--- Dataset ---

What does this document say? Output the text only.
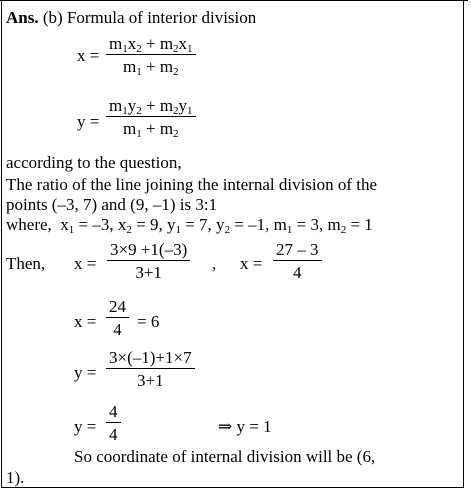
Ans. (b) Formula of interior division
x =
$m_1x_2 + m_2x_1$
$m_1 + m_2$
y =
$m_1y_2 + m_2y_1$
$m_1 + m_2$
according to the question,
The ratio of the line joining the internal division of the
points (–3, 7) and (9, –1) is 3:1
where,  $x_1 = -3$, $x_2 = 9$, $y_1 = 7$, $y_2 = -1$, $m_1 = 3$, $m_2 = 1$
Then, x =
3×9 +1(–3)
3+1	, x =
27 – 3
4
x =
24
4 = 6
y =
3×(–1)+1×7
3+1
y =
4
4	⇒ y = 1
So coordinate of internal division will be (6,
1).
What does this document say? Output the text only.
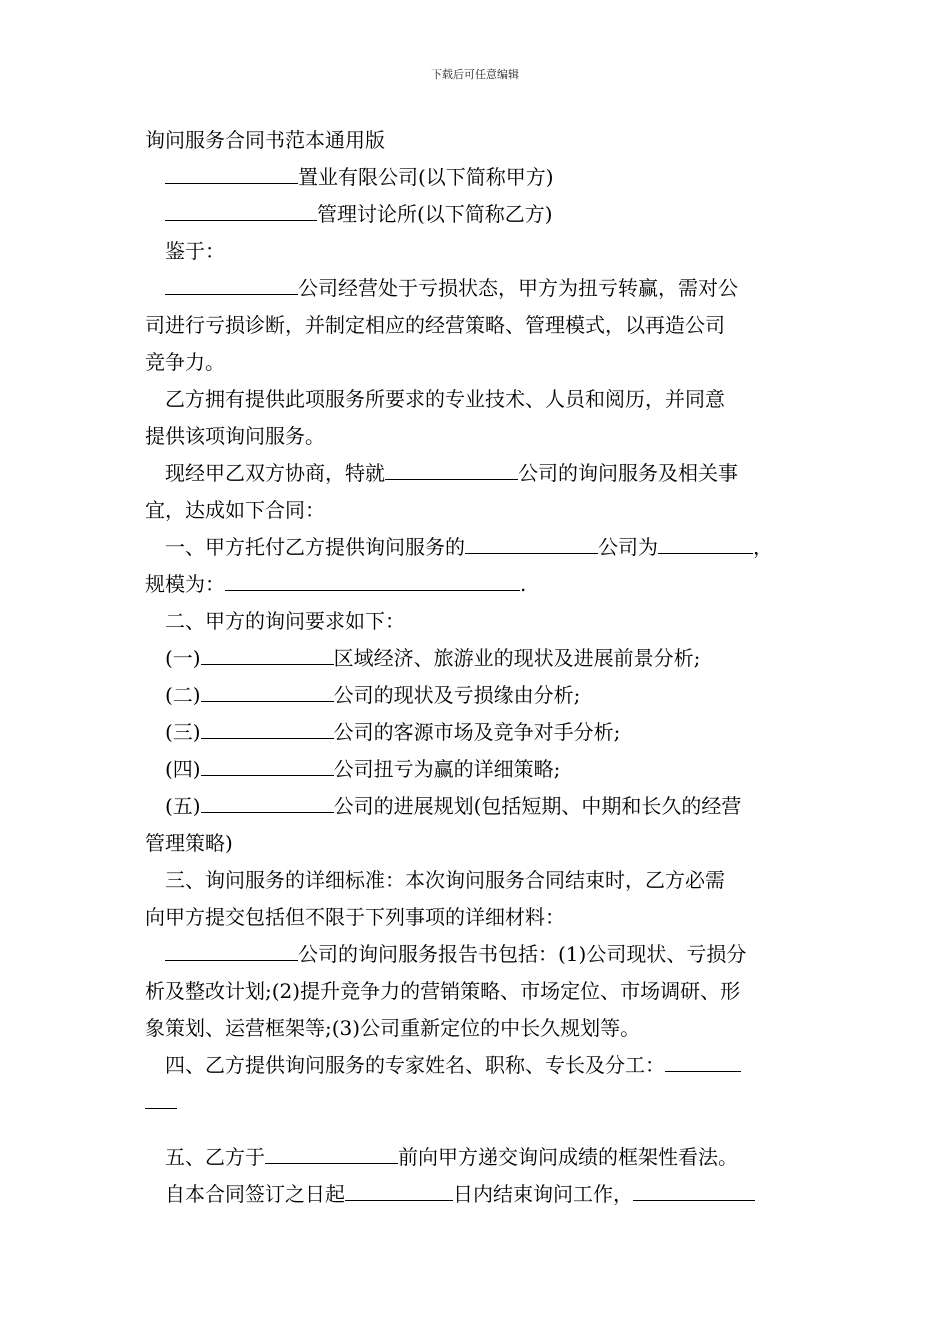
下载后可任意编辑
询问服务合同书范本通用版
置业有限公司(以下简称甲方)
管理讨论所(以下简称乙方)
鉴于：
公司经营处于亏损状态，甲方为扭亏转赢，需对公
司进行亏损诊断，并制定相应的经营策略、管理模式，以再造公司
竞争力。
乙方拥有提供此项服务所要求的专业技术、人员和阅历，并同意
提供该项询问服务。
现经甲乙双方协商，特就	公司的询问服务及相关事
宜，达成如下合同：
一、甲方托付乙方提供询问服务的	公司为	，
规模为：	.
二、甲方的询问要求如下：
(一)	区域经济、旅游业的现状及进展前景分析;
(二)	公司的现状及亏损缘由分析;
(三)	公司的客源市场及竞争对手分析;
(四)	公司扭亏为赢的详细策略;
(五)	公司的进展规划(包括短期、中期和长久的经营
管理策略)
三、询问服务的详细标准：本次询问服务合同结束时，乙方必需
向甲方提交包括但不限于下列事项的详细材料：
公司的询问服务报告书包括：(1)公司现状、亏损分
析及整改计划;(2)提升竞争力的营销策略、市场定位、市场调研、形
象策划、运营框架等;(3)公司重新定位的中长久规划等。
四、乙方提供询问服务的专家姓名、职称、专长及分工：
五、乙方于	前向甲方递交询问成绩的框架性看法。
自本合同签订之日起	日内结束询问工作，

---
--- Dataset ---

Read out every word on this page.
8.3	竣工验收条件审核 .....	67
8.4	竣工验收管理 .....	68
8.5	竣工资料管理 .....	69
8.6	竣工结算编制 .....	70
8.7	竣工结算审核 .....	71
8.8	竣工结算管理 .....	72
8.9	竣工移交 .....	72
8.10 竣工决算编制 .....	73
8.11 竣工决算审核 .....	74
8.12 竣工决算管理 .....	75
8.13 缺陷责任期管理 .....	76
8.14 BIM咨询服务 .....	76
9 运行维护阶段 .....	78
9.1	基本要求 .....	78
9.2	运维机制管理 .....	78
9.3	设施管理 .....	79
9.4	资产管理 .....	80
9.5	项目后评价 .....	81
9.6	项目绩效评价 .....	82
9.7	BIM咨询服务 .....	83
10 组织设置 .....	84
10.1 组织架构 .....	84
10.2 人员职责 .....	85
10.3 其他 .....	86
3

---

== Short task ==
Find the string "division" in the records, then copy each line where it occurs.

== Correct response ==
Ans. (b) Formula of interior division
The ratio of the line joining the internal division of the
So coordinate of internal division will be (6,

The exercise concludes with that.